● EXERCISE DIRECTIONS:
Exactly as written, retype the listing below, omitting the pictures.

>> start GIVEN DATA

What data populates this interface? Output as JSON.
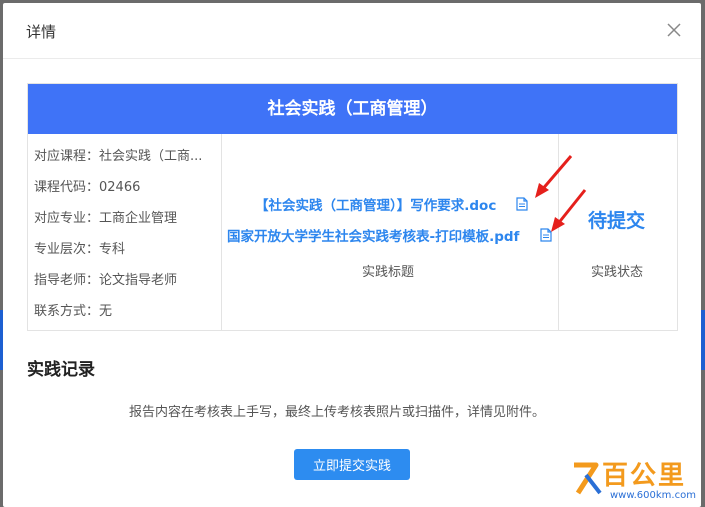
{
  "dialog": {
    "title": "详情"
  },
  "course": {
    "name": "社会实践（工商管理）",
    "info": [
      "对应课程：社会实践（工商...",
      "课程代码：02466",
      "对应专业：工商企业管理",
      "专业层次：专科",
      "指导老师：论文指导老师",
      "联系方式：无"
    ],
    "files": [
      "【社会实践（工商管理）】写作要求.doc",
      "国家开放大学学生社会实践考核表-打印模板.pdf"
    ],
    "files_caption": "实践标题",
    "status": "待提交",
    "status_caption": "实践状态"
  },
  "records": {
    "title": "实践记录",
    "note": "报告内容在考核表上手写，最终上传考核表照片或扫描件，详情见附件。",
    "submit_label": "立即提交实践"
  },
  "watermark": {
    "main": "百公里",
    "sub": "www.600km.com"
  },
  "colors": {
    "header_blue": "#3f73f7",
    "link_blue": "#2d86ee",
    "button_blue": "#2d8cf0",
    "arrow_red": "#e5201c"
  }
}
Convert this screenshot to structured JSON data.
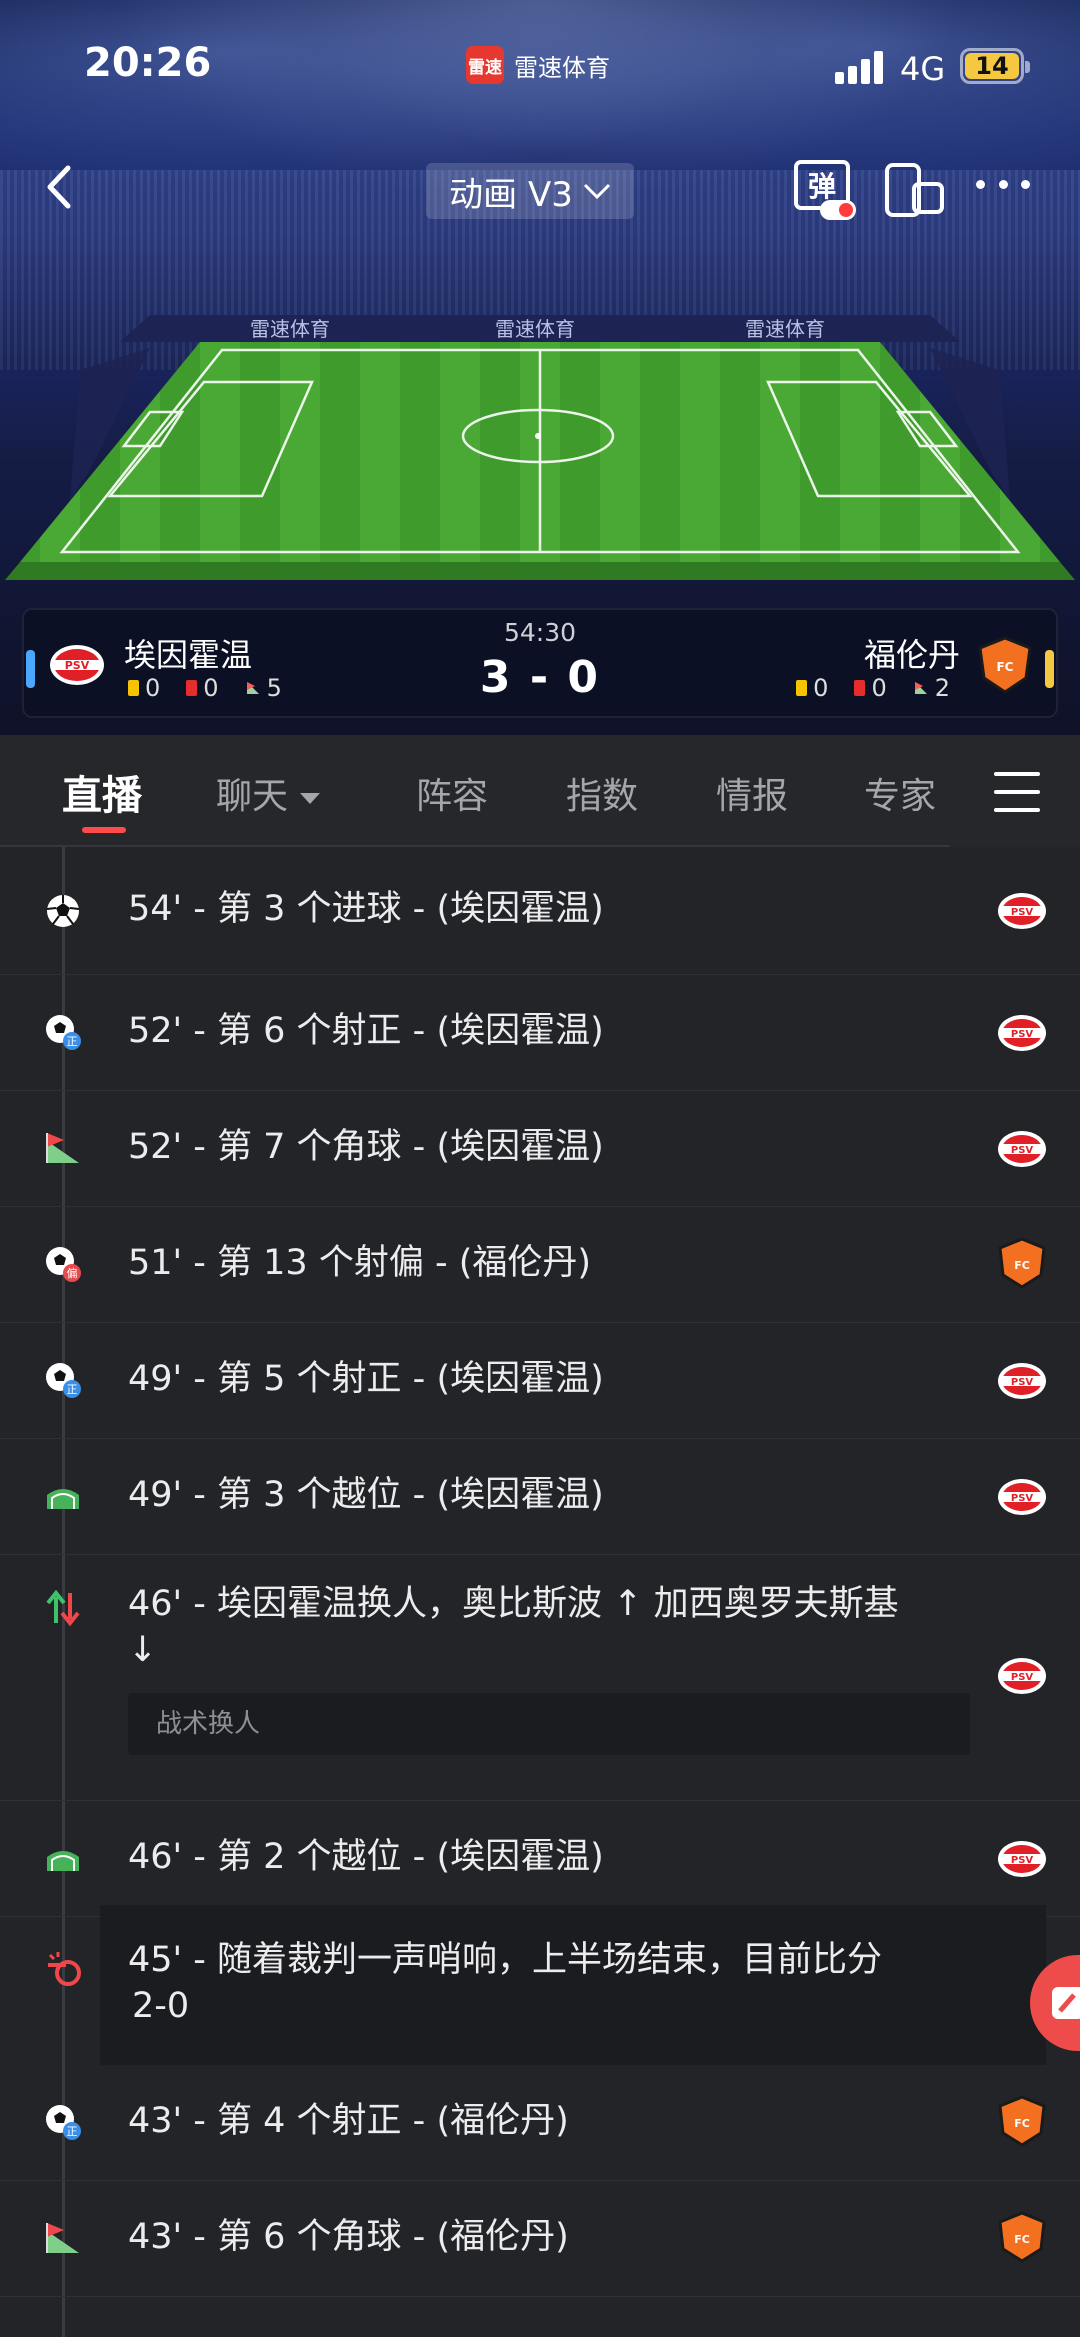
{
  "status_bar": {
    "time": "20:26",
    "app_name": "雷速体育",
    "app_logo_text": "雷速",
    "network": "4G",
    "battery": "14"
  },
  "nav": {
    "mode_label": "动画 V3",
    "danmu_label": "弹"
  },
  "stadium": {
    "ad_text": "雷速体育"
  },
  "match": {
    "clock": "54:30",
    "score": "3 - 0",
    "home": {
      "name": "埃因霍温",
      "crest_text": "PSV",
      "yellow": "0",
      "red": "0",
      "corners": "5"
    },
    "away": {
      "name": "福伦丹",
      "crest_text": "FC",
      "yellow": "0",
      "red": "0",
      "corners": "2"
    }
  },
  "tabs": [
    {
      "label": "直播"
    },
    {
      "label": "聊天"
    },
    {
      "label": "阵容"
    },
    {
      "label": "指数"
    },
    {
      "label": "情报"
    },
    {
      "label": "专家"
    }
  ],
  "events": [
    {
      "text": "54' - 第 3 个进球 - (埃因霍温)",
      "icon": "goal-icon",
      "team": "home"
    },
    {
      "text": "52' - 第 6 个射正 - (埃因霍温)",
      "icon": "shot-on-target-icon",
      "team": "home"
    },
    {
      "text": "52' - 第 7 个角球 - (埃因霍温)",
      "icon": "corner-icon",
      "team": "home"
    },
    {
      "text": "51' - 第 13 个射偏 - (福伦丹)",
      "icon": "shot-off-target-icon",
      "team": "away"
    },
    {
      "text": "49' - 第 5 个射正 - (埃因霍温)",
      "icon": "shot-on-target-icon",
      "team": "home"
    },
    {
      "text": "49' - 第 3 个越位 - (埃因霍温)",
      "icon": "offside-icon",
      "team": "home"
    },
    {
      "text_line1": "46' - 埃因霍温换人，奥比斯波 ↑ 加西奥罗夫斯基",
      "text_line2": "↓",
      "note": "战术换人",
      "icon": "substitution-icon",
      "team": "home"
    },
    {
      "text": "46' - 第 2 个越位 - (埃因霍温)",
      "icon": "offside-icon",
      "team": "home"
    },
    {
      "text_line1": "45' - 随着裁判一声哨响，上半场结束，目前比分",
      "text_line2": "2-0",
      "icon": "whistle-icon",
      "team": ""
    },
    {
      "text": "43' - 第 4 个射正 - (福伦丹)",
      "icon": "shot-on-target-icon",
      "team": "away"
    },
    {
      "text": "43' - 第 6 个角球 - (福伦丹)",
      "icon": "corner-icon",
      "team": "away"
    }
  ],
  "colors": {
    "accent": "#ff4a4a",
    "home": "#4aa8ff",
    "away": "#f5c842",
    "background": "#232428"
  }
}
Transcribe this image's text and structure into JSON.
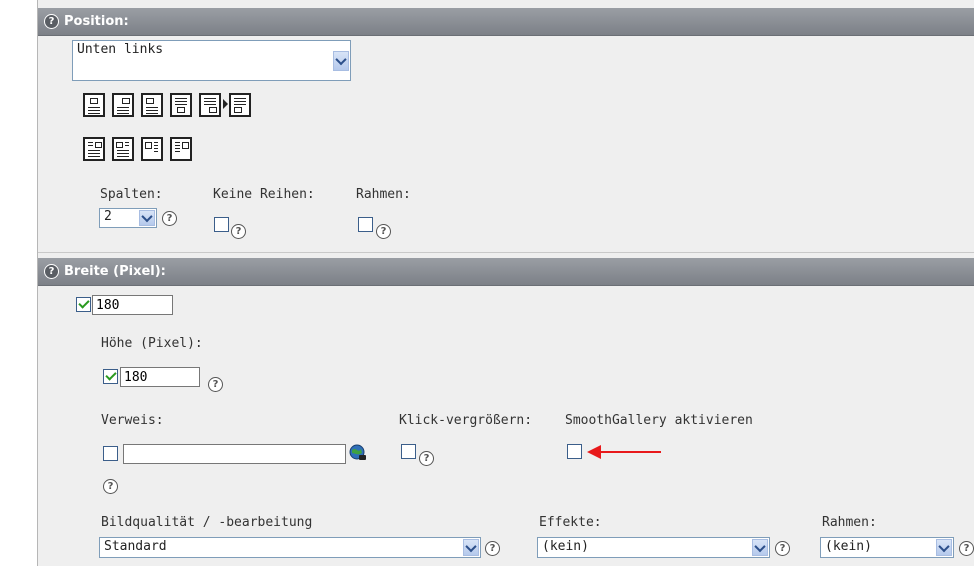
{
  "position_section": {
    "header": "Position:",
    "position_select_value": "Unten links",
    "columns_label": "Spalten:",
    "columns_value": "2",
    "no_rows_label": "Keine Reihen:",
    "border_label": "Rahmen:"
  },
  "width_section": {
    "header": "Breite (Pixel):",
    "width_value": "180",
    "width_checked": true,
    "height_label": "Höhe (Pixel):",
    "height_value": "180",
    "height_checked": true,
    "link_label": "Verweis:",
    "link_value": "",
    "click_enlarge_label": "Klick-vergrößern:",
    "smoothgallery_label": "SmoothGallery aktivieren",
    "quality_label": "Bildqualität / -bearbeitung",
    "quality_value": "Standard",
    "effects_label": "Effekte:",
    "effects_value": "(kein)",
    "frame_label": "Rahmen:",
    "frame_value": "(kein)"
  },
  "icons": {
    "help": "help-icon",
    "link_browser": "globe-link-icon",
    "annotation": "red-arrow-icon"
  },
  "help_glyph": "?",
  "colors": {
    "header_bg": "#8a8e94",
    "check": "#2a9a1f",
    "arrow": "#e8191b"
  }
}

>> end GIVEN DATA

● OUTPUT OF THE EXERCISE:
What data populates this interface? Output as JSON.
{
  "dialog": {
    "title": "详情"
  },
  "course": {
    "name": "社会实践（工商管理）",
    "info": [
      "对应课程：社会实践（工商...",
      "课程代码：02466",
      "对应专业：工商企业管理",
      "专业层次：专科",
      "指导老师：论文指导老师",
      "联系方式：无"
    ],
    "files": [
      "【社会实践（工商管理）】写作要求.doc",
      "国家开放大学学生社会实践考核表-打印模板.pdf"
    ],
    "files_caption": "实践标题",
    "status": "待提交",
    "status_caption": "实践状态"
  },
  "records": {
    "title": "实践记录",
    "note": "报告内容在考核表上手写，最终上传考核表照片或扫描件，详情见附件。",
    "submit_label": "立即提交实践"
  },
  "watermark": {
    "main": "百公里",
    "sub": "www.600km.com"
  },
  "colors": {
    "header_blue": "#3f73f7",
    "link_blue": "#2d86ee",
    "button_blue": "#2d8cf0",
    "arrow_red": "#e5201c"
  }
}
Convert this screenshot to structured JSON data.
{
  "status_bar": {
    "time": "20:26",
    "app_name": "雷速体育",
    "app_logo_text": "雷速",
    "network": "4G",
    "battery": "14"
  },
  "nav": {
    "mode_label": "动画 V3",
    "danmu_label": "弹"
  },
  "stadium": {
    "ad_text": "雷速体育"
  },
  "match": {
    "clock": "54:30",
    "score": "3 - 0",
    "home": {
      "name": "埃因霍温",
      "crest_text": "PSV",
      "yellow": "0",
      "red": "0",
      "corners": "5"
    },
    "away": {
      "name": "福伦丹",
      "crest_text": "FC",
      "yellow": "0",
      "red": "0",
      "corners": "2"
    }
  },
  "tabs": [
    {
      "label": "直播"
    },
    {
      "label": "聊天"
    },
    {
      "label": "阵容"
    },
    {
      "label": "指数"
    },
    {
      "label": "情报"
    },
    {
      "label": "专家"
    }
  ],
  "events": [
    {
      "text": "54' - 第 3 个进球 - (埃因霍温)",
      "icon": "goal-icon",
      "team": "home"
    },
    {
      "text": "52' - 第 6 个射正 - (埃因霍温)",
      "icon": "shot-on-target-icon",
      "team": "home"
    },
    {
      "text": "52' - 第 7 个角球 - (埃因霍温)",
      "icon": "corner-icon",
      "team": "home"
    },
    {
      "text": "51' - 第 13 个射偏 - (福伦丹)",
      "icon": "shot-off-target-icon",
      "team": "away"
    },
    {
      "text": "49' - 第 5 个射正 - (埃因霍温)",
      "icon": "shot-on-target-icon",
      "team": "home"
    },
    {
      "text": "49' - 第 3 个越位 - (埃因霍温)",
      "icon": "offside-icon",
      "team": "home"
    },
    {
      "text_line1": "46' - 埃因霍温换人，奥比斯波 ↑ 加西奥罗夫斯基",
      "text_line2": "↓",
      "note": "战术换人",
      "icon": "substitution-icon",
      "team": "home"
    },
    {
      "text": "46' - 第 2 个越位 - (埃因霍温)",
      "icon": "offside-icon",
      "team": "home"
    },
    {
      "text_line1": "45' - 随着裁判一声哨响，上半场结束，目前比分",
      "text_line2": "2-0",
      "icon": "whistle-icon",
      "team": ""
    },
    {
      "text": "43' - 第 4 个射正 - (福伦丹)",
      "icon": "shot-on-target-icon",
      "team": "away"
    },
    {
      "text": "43' - 第 6 个角球 - (福伦丹)",
      "icon": "corner-icon",
      "team": "away"
    }
  ],
  "colors": {
    "accent": "#ff4a4a",
    "home": "#4aa8ff",
    "away": "#f5c842",
    "background": "#232428"
  }
}
Transcribe this image's text and structure into JSON.
{
  "position_section": {
    "header": "Position:",
    "position_select_value": "Unten links",
    "columns_label": "Spalten:",
    "columns_value": "2",
    "no_rows_label": "Keine Reihen:",
    "border_label": "Rahmen:"
  },
  "width_section": {
    "header": "Breite (Pixel):",
    "width_value": "180",
    "width_checked": true,
    "height_label": "Höhe (Pixel):",
    "height_value": "180",
    "height_checked": true,
    "link_label": "Verweis:",
    "link_value": "",
    "click_enlarge_label": "Klick-vergrößern:",
    "smoothgallery_label": "SmoothGallery aktivieren",
    "quality_label": "Bildqualität / -bearbeitung",
    "quality_value": "Standard",
    "effects_label": "Effekte:",
    "effects_value": "(kein)",
    "frame_label": "Rahmen:",
    "frame_value": "(kein)"
  },
  "icons": {
    "help": "help-icon",
    "link_browser": "globe-link-icon",
    "annotation": "red-arrow-icon"
  },
  "help_glyph": "?",
  "colors": {
    "header_bg": "#8a8e94",
    "check": "#2a9a1f",
    "arrow": "#e8191b"
  }
}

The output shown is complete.